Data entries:
****
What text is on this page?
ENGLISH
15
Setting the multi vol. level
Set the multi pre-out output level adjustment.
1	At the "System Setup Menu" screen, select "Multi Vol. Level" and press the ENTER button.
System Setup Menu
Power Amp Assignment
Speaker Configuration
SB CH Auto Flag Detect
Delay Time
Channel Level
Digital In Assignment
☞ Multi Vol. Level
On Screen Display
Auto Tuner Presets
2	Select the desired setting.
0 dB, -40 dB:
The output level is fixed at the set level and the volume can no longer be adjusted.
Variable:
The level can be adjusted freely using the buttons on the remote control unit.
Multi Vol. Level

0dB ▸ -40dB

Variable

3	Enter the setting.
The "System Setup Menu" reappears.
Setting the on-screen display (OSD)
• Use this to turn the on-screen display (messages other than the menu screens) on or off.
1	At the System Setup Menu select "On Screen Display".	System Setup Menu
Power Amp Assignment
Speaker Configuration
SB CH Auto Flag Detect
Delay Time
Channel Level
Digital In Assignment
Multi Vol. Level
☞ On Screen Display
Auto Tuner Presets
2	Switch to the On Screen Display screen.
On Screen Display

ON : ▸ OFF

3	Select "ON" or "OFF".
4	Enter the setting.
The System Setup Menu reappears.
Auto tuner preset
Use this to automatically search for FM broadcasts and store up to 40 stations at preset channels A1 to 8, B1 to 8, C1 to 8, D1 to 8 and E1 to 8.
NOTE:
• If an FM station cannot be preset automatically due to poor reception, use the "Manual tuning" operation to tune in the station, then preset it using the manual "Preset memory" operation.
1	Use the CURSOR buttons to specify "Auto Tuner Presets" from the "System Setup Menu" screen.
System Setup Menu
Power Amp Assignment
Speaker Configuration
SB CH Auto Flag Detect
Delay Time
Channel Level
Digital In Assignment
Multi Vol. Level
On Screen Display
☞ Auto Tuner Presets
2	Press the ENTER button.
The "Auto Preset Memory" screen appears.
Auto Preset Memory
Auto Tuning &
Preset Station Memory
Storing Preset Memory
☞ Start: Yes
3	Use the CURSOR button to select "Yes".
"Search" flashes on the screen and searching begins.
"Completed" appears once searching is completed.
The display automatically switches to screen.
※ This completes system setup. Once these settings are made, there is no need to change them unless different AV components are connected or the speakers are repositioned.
****
THE PROBLEM:
Repeat all the entries exactly as given.

SOLUTION TO THE EXERCISE:
What text is on this page?
ENGLISH
15
Setting the multi vol. level
Set the multi pre-out output level adjustment.
1	At the "System Setup Menu" screen, select "Multi Vol. Level" and press the ENTER button.
System Setup Menu
Power Amp Assignment
Speaker Configuration
SB CH Auto Flag Detect
Delay Time
Channel Level
Digital In Assignment
☞ Multi Vol. Level
On Screen Display
Auto Tuner Presets
2	Select the desired setting.
0 dB, -40 dB:
The output level is fixed at the set level and the volume can no longer be adjusted.
Variable:
The level can be adjusted freely using the buttons on the remote control unit.
Multi Vol. Level

0dB ▸ -40dB

Variable

3	Enter the setting.
The "System Setup Menu" reappears.
Setting the on-screen display (OSD)
• Use this to turn the on-screen display (messages other than the menu screens) on or off.
1	At the System Setup Menu select "On Screen Display".	System Setup Menu
Power Amp Assignment
Speaker Configuration
SB CH Auto Flag Detect
Delay Time
Channel Level
Digital In Assignment
Multi Vol. Level
☞ On Screen Display
Auto Tuner Presets
2	Switch to the On Screen Display screen.
On Screen Display

ON : ▸ OFF

3	Select "ON" or "OFF".
4	Enter the setting.
The System Setup Menu reappears.
Auto tuner preset
Use this to automatically search for FM broadcasts and store up to 40 stations at preset channels A1 to 8, B1 to 8, C1 to 8, D1 to 8 and E1 to 8.
NOTE:
• If an FM station cannot be preset automatically due to poor reception, use the "Manual tuning" operation to tune in the station, then preset it using the manual "Preset memory" operation.
1	Use the CURSOR buttons to specify "Auto Tuner Presets" from the "System Setup Menu" screen.
System Setup Menu
Power Amp Assignment
Speaker Configuration
SB CH Auto Flag Detect
Delay Time
Channel Level
Digital In Assignment
Multi Vol. Level
On Screen Display
☞ Auto Tuner Presets
2	Press the ENTER button.
The "Auto Preset Memory" screen appears.
Auto Preset Memory
Auto Tuning &
Preset Station Memory
Storing Preset Memory
☞ Start: Yes
3	Use the CURSOR button to select "Yes".
"Search" flashes on the screen and searching begins.
"Completed" appears once searching is completed.
The display automatically switches to screen.
※ This completes system setup. Once these settings are made, there is no need to change them unless different AV components are connected or the speakers are repositioned.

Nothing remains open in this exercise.